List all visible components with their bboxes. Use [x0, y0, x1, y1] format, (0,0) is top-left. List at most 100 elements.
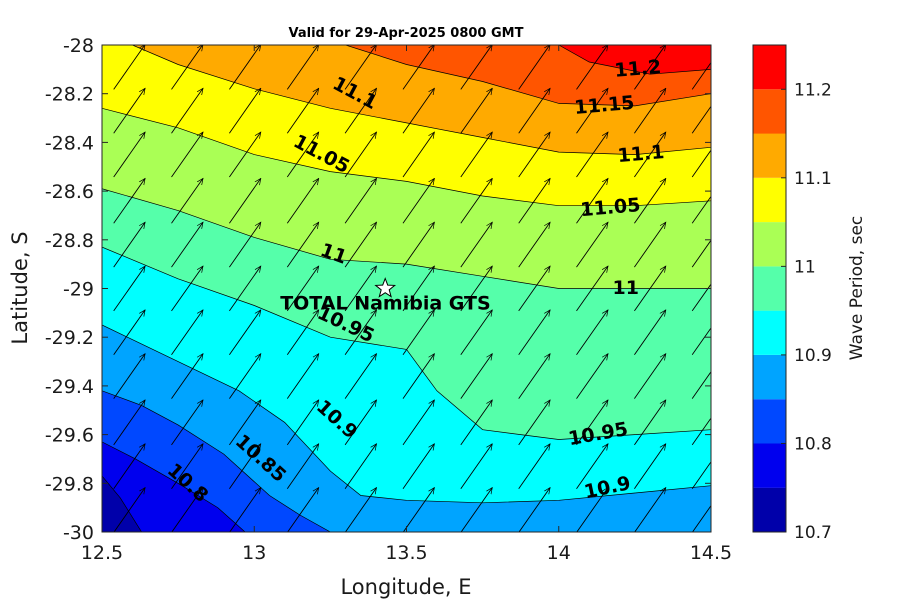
colorbar-frame	[752, 44, 787, 533]
contour-line	[102, 475, 142, 532]
vector-arrow	[518, 354, 550, 399]
vector-arrow	[113, 222, 145, 268]
vector-arrow	[113, 488, 145, 532]
vector-arrow	[576, 400, 609, 446]
vector-arrow	[286, 132, 318, 178]
vector-arrow	[113, 354, 145, 399]
vector-arrow	[402, 266, 434, 312]
vector-arrow	[460, 178, 493, 224]
vector-arrow	[229, 45, 260, 90]
vector-arrow	[286, 266, 318, 312]
site-marker: TOTAL Namibia GTS	[280, 277, 491, 315]
vector-arrow	[402, 310, 434, 356]
vector-arrow	[113, 132, 145, 178]
vector-arrow	[402, 400, 434, 446]
y-axis-ticks: -28 -28.2 -28.4 -28.6 -28.8 -29 -29.2 -29.4 -29.…	[45, 35, 711, 544]
colorbar-swatch	[753, 89, 786, 134]
site-label: TOTAL Namibia GTS	[280, 293, 491, 315]
vector-arrow	[576, 88, 609, 134]
x-axis-label: Longitude, E	[340, 575, 471, 599]
vector-arrow	[518, 45, 550, 90]
x-tick-label: 12.5	[81, 542, 123, 564]
vector-arrow	[576, 266, 609, 312]
vector-arrow	[518, 488, 550, 532]
contour-line	[345, 45, 711, 107]
vector-arrow	[286, 354, 318, 399]
colorbar-swatch	[753, 487, 786, 532]
y-tick-label: -29.6	[45, 425, 94, 447]
vector-arrow	[691, 371, 711, 399]
vector-arrow	[171, 266, 204, 312]
vector-arrow	[518, 444, 550, 489]
vector-arrow	[286, 88, 318, 134]
vector-arrow	[634, 45, 665, 90]
vector-arrow	[576, 354, 609, 399]
vector-arrow	[634, 444, 665, 489]
vector-arrow	[171, 444, 204, 489]
vector-arrow	[402, 45, 434, 90]
vector-arrow	[344, 178, 376, 224]
vector-arrow	[286, 310, 318, 356]
direction-vectors	[113, 45, 711, 532]
vector-arrow	[171, 132, 204, 178]
vector-arrow	[402, 132, 434, 178]
vector-arrow	[692, 504, 711, 532]
vector-arrow	[634, 488, 665, 532]
vector-arrow	[344, 132, 376, 178]
y-tick-label: -28	[63, 35, 94, 57]
vector-arrow	[113, 45, 145, 90]
plot-area: 10.8 10.8510.910.910.9510.95111111.0511.0…	[102, 45, 711, 532]
vector-arrow	[344, 444, 376, 489]
vector-arrow	[229, 88, 260, 134]
colorbar-tick-label: 11	[794, 257, 816, 277]
contour-band	[558, 45, 711, 75]
y-tick-label: -28.2	[45, 84, 94, 106]
vector-arrow	[460, 488, 493, 532]
vector-arrow	[171, 354, 204, 399]
colorbar-tick-label: 11.2	[794, 80, 832, 100]
site-star-icon	[374, 277, 397, 298]
vector-arrow	[229, 132, 260, 178]
vector-arrow	[634, 132, 665, 178]
contour-line	[558, 45, 711, 75]
contour-label: 11.15	[573, 92, 635, 119]
vector-arrow	[634, 400, 665, 446]
vector-arrow	[171, 400, 204, 446]
vector-arrow	[171, 488, 204, 532]
vector-arrow	[691, 239, 711, 268]
vector-arrow	[229, 222, 260, 268]
vector-arrow	[691, 195, 711, 224]
colorbar-swatch	[753, 266, 786, 311]
y-tick-label: -28.6	[45, 181, 94, 203]
vector-arrow	[576, 45, 609, 90]
colorbar-tick-label: 10.7	[794, 523, 832, 543]
colorbar-swatch	[753, 177, 786, 223]
vector-arrow	[691, 327, 711, 356]
x-axis-ticks: 12.5 13 13.5 14 14.5	[81, 45, 732, 564]
y-axis-label: Latitude, S	[8, 231, 32, 344]
vector-arrow	[229, 444, 260, 489]
contour-label: 11.1	[617, 141, 666, 167]
colorbar-swatch	[753, 310, 786, 355]
colorbar-tick-label: 10.9	[794, 346, 832, 366]
vector-arrow	[344, 45, 376, 90]
colorbar-label: Wave Period, sec	[847, 216, 867, 361]
vector-arrow	[113, 88, 145, 134]
y-tick-label: -29.4	[45, 376, 94, 398]
contour-fill	[102, 45, 711, 532]
vector-arrow	[691, 417, 711, 446]
vector-arrow	[634, 266, 665, 312]
vector-arrow	[113, 400, 145, 446]
x-tick-label: 13	[242, 542, 266, 564]
vector-arrow	[634, 310, 665, 356]
vector-arrow	[634, 88, 665, 134]
vector-arrow	[229, 266, 260, 312]
vector-arrow	[518, 266, 550, 312]
colorbar-tick-label: 11.1	[794, 169, 832, 189]
vector-arrow	[286, 222, 318, 268]
vector-arrow	[460, 222, 493, 268]
vector-arrow	[402, 222, 434, 268]
vector-arrow	[402, 178, 434, 224]
vector-arrow	[113, 178, 145, 224]
vector-arrow	[113, 266, 145, 312]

DIRECTIONS FOR THIS TASK ▸ Copy out the records line for line, starting with the line containing "44, 787, 533]" and ending with the line containing "354, 204, 399]", and include both of those lines.

COMPLETE ANSWER ▸
colorbar-frame	[752, 44, 787, 533]
contour-line	[102, 475, 142, 532]
vector-arrow	[518, 354, 550, 399]
vector-arrow	[113, 222, 145, 268]
vector-arrow	[113, 488, 145, 532]
vector-arrow	[576, 400, 609, 446]
vector-arrow	[286, 132, 318, 178]
vector-arrow	[113, 354, 145, 399]
vector-arrow	[402, 266, 434, 312]
vector-arrow	[460, 178, 493, 224]
vector-arrow	[229, 45, 260, 90]
vector-arrow	[286, 266, 318, 312]
site-marker: TOTAL Namibia GTS	[280, 277, 491, 315]
vector-arrow	[402, 310, 434, 356]
vector-arrow	[113, 132, 145, 178]
vector-arrow	[402, 400, 434, 446]
y-axis-ticks: -28 -28.2 -28.4 -28.6 -28.8 -29 -29.2 -29.4 -29.…	[45, 35, 711, 544]
colorbar-swatch	[753, 89, 786, 134]
site-label: TOTAL Namibia GTS	[280, 293, 491, 315]
vector-arrow	[576, 88, 609, 134]
x-axis-label: Longitude, E	[340, 575, 471, 599]
vector-arrow	[518, 45, 550, 90]
x-tick-label: 12.5	[81, 542, 123, 564]
vector-arrow	[576, 266, 609, 312]
vector-arrow	[518, 488, 550, 532]
contour-line	[345, 45, 711, 107]
vector-arrow	[286, 354, 318, 399]
colorbar-swatch	[753, 487, 786, 532]
y-tick-label: -29.6	[45, 425, 94, 447]
vector-arrow	[691, 371, 711, 399]
vector-arrow	[171, 266, 204, 312]
vector-arrow	[518, 444, 550, 489]
vector-arrow	[286, 88, 318, 134]
vector-arrow	[634, 45, 665, 90]
vector-arrow	[576, 354, 609, 399]
vector-arrow	[634, 444, 665, 489]
vector-arrow	[171, 444, 204, 489]
vector-arrow	[402, 45, 434, 90]
vector-arrow	[344, 178, 376, 224]
vector-arrow	[286, 310, 318, 356]
direction-vectors	[113, 45, 711, 532]
vector-arrow	[171, 132, 204, 178]
vector-arrow	[402, 132, 434, 178]
vector-arrow	[692, 504, 711, 532]
vector-arrow	[634, 488, 665, 532]
vector-arrow	[344, 132, 376, 178]
y-tick-label: -28	[63, 35, 94, 57]
vector-arrow	[113, 45, 145, 90]
plot-area: 10.8 10.8510.910.910.9510.95111111.0511.0…	[102, 45, 711, 532]
vector-arrow	[344, 444, 376, 489]
vector-arrow	[229, 88, 260, 134]
colorbar-tick-label: 11	[794, 257, 816, 277]
contour-band	[558, 45, 711, 75]
y-tick-label: -28.2	[45, 84, 94, 106]
vector-arrow	[460, 488, 493, 532]
vector-arrow	[171, 354, 204, 399]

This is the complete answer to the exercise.